(Stated task A): In the article on contractors and liability insurance, rewrite the stretch from "For example, consider" through "limited power.", replacing "premiums" with "fees".
(Stated task B):
Answer these questions using the article on contractors and liability insurance:
(i) What type of insurance does the article use as its example?
(ii) According to the article, what kind of learning leads to costly mistakes?
(iii) What do isolated contractors lack when they try to ask intelligent questions?
(Stated task C): Continue the article on contractors and liability insurance from the point where it stops.

Wednesday, June 18, 2008

Contractors Drive Down Liability Insurance Costs By Comparing Notes With Each Other

Contractors Drive Down Liability Insurance Costs By Comparing Notes With Each Other
Smart and wealthy building contractors are the ones who
associate with winners in their specialties, for good
reason. They've come to realize they will never live long
enough to learn all they need to know by themselves. They
see the value of sharing information and comparing notes.
They skip long, expensive learning curves suffered by the
do-it-yourselfer's. As a result, they get smart much
faster, and avoid making costly mistakes that happen using
only trial and error.

For example, consider commercial liability insurance for
general contractors. When buying insurance, contractors
are typically isolated, and the insurance industry likes it
that way. It is nice and complicated, and there are plenty
of ways to spread fear, to keep contractors from doing much
about it.

Your job as the insurance buyer is to stop asking
questions, and pay the premiums. Isolated contractors try
to ask intelligent questions, but they have no benchmark
idea of what the best deals look like. They have very
limited power.

(Supplied information):
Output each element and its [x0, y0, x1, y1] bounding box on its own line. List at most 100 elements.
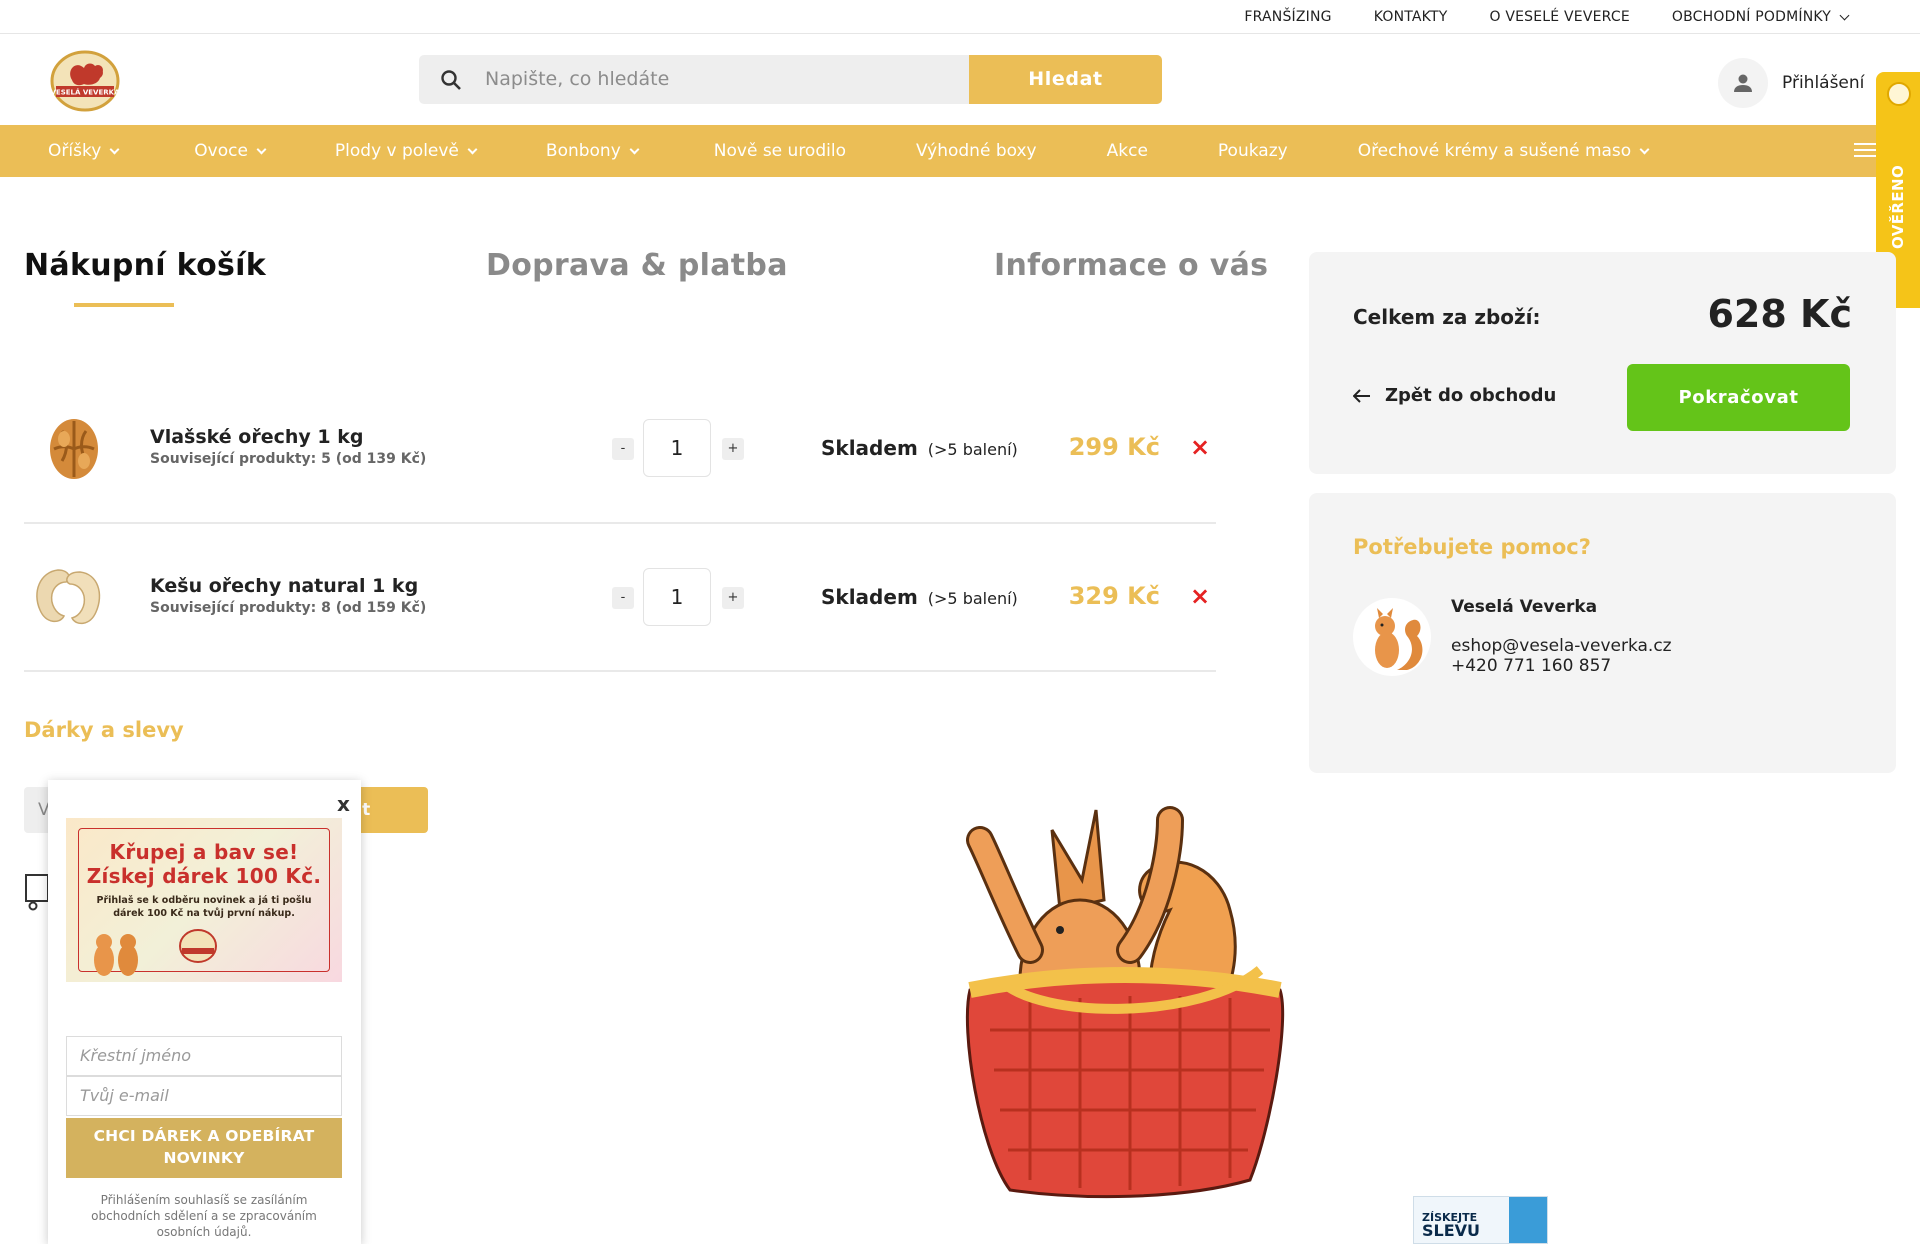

(Task answer A):
For example, consider commercial liability insurance for
general contractors. When buying insurance, contractors
are typically isolated, and the insurance industry likes it
that way. It is nice and complicated, and there are plenty
of ways to spread fear, to keep contractors from doing much
about it.

Your job as the insurance buyer is to stop asking
questions, and pay the fees. Isolated contractors try
to ask intelligent questions, but they have no benchmark
idea of what the best deals look like. They have very
limited power.

(Task answer B):
(i) Commercial liability insurance for general contractors.
(ii) Using only trial and error.
(iii) Any benchmark idea of what the best deals look like.

(Task answer C):
I happen to know that rates are all over the map for
contractors liability insurance. General contractors
focused on residential remodeling are a good example. I've
seen premium rates range from 0.7% of sales to over 3%. As
I collect more and more examples, I finally start to see
into the murky marketplace. Turn on the lights, and it is
easy to see what to demand.

Contractors are reluctant to show their insurance policies
to their peers, because they are also competitors. Their
don't want to show their numbers for sales and payroll for
one thing. Also, they are not all that confident they have
the best deals, and don't want to feel dumb. Every time
I've seen contractors pull out their policies and compare
them, there are always a good percentage wondering how the
best deal on the table came to be that way. 80% of them
discover they've been overpaying large sums of money.

To get maximum value from comparing notes, you want to do
it with others who have very similar operations to yours.
Compare with others in your state, with similar license
categories, similar sales volume, doing very similar types
of work. That will eliminate most of the variables that
make it hard to understand what is going on with pricing.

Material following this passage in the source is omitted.